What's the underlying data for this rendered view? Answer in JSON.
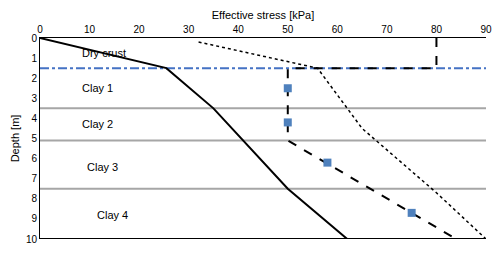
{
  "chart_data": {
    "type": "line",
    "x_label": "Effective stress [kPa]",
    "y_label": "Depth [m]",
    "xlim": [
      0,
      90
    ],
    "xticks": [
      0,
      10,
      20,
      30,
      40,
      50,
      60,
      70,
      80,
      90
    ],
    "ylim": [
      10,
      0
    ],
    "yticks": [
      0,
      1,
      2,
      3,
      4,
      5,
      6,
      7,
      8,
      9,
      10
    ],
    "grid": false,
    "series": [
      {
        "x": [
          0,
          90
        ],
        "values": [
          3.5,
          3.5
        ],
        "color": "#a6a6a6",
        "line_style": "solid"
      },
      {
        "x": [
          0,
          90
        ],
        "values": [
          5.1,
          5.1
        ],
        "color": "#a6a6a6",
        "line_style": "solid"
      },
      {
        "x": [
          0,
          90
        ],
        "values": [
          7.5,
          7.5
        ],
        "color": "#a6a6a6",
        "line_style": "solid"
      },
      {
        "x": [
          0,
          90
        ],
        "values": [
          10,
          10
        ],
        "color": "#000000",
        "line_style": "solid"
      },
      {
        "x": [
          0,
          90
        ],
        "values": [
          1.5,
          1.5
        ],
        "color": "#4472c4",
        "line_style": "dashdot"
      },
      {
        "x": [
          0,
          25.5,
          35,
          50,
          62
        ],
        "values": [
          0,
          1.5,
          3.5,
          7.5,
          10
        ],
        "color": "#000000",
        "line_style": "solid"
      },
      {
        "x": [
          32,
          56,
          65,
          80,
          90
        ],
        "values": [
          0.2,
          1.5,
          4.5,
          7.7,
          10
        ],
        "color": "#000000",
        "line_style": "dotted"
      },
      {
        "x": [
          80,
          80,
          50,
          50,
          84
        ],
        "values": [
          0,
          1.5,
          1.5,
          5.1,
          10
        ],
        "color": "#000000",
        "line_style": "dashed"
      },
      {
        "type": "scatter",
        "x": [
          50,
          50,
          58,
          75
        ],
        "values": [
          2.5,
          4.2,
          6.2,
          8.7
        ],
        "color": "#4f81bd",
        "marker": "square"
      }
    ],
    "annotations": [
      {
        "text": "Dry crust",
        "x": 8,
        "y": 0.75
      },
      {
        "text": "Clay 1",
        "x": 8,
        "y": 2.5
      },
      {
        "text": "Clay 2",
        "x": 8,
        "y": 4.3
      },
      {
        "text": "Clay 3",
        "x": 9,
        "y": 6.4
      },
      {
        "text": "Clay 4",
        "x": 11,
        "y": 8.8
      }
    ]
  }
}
========================================
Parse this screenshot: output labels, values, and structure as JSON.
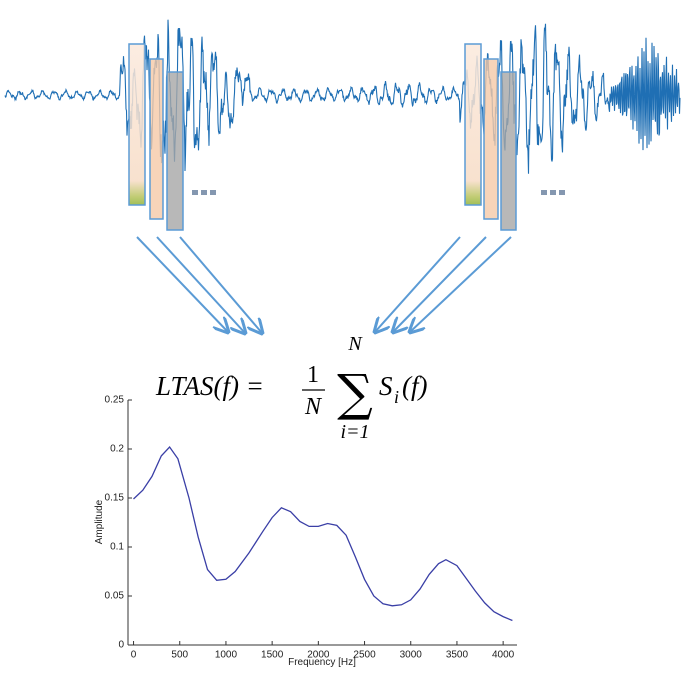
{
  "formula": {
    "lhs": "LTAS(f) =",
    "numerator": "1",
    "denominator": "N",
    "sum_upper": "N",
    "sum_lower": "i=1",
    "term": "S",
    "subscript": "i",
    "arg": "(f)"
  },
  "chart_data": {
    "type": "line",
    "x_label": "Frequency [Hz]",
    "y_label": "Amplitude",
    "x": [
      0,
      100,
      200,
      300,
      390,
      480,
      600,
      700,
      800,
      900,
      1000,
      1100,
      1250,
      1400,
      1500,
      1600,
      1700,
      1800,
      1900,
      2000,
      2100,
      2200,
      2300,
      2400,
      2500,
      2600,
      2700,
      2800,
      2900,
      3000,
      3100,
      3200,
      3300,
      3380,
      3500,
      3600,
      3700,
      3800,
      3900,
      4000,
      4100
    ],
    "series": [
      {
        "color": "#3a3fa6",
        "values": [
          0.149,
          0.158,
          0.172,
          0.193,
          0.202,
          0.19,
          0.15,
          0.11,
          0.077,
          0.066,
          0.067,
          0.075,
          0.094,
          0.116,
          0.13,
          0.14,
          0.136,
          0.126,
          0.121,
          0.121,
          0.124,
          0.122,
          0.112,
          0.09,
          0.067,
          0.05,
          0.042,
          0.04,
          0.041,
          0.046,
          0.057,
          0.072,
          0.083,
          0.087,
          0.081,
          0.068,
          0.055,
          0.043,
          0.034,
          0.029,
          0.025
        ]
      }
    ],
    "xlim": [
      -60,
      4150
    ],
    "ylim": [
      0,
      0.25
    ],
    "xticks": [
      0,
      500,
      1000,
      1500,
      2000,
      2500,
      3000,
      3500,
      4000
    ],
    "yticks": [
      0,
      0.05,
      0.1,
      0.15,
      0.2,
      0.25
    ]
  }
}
========================================
▶ What the task requires
From the entries above, copy every line where the word "JSON" shows up.

▶ Answer for the task
What's the underlying data for this rendered view? Answer in JSON.
Parse this screenshot: output labels, values, and structure as JSON.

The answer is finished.